(begin)

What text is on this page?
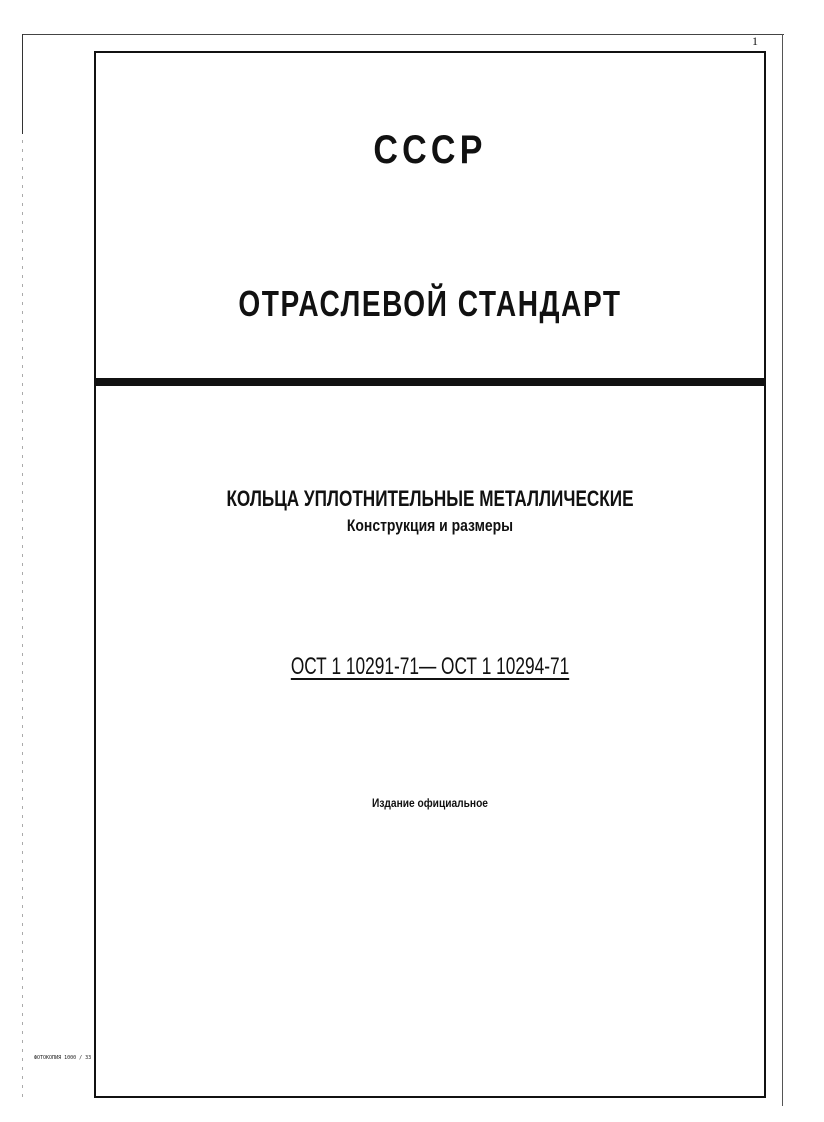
1
СССР
ОТРАСЛЕВОЙ СТАНДАРТ
КОЛЬЦА УПЛОТНИТЕЛЬНЫЕ МЕТАЛЛИЧЕСКИЕ
Конструкция и размеры
ОСТ 1 10291-71— ОСТ 1 10294-71
Издание официальное
ФОТОКОПИЯ 1000 / 33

(end)

**Task brief**
Print the records above exactly as they stand, but leave out the pictures.

**Task result**
What text is on this page?
1
СССР
ОТРАСЛЕВОЙ СТАНДАРТ
КОЛЬЦА УПЛОТНИТЕЛЬНЫЕ МЕТАЛЛИЧЕСКИЕ
Конструкция и размеры
ОСТ 1 10291-71— ОСТ 1 10294-71
Издание официальное
ФОТОКОПИЯ 1000 / 33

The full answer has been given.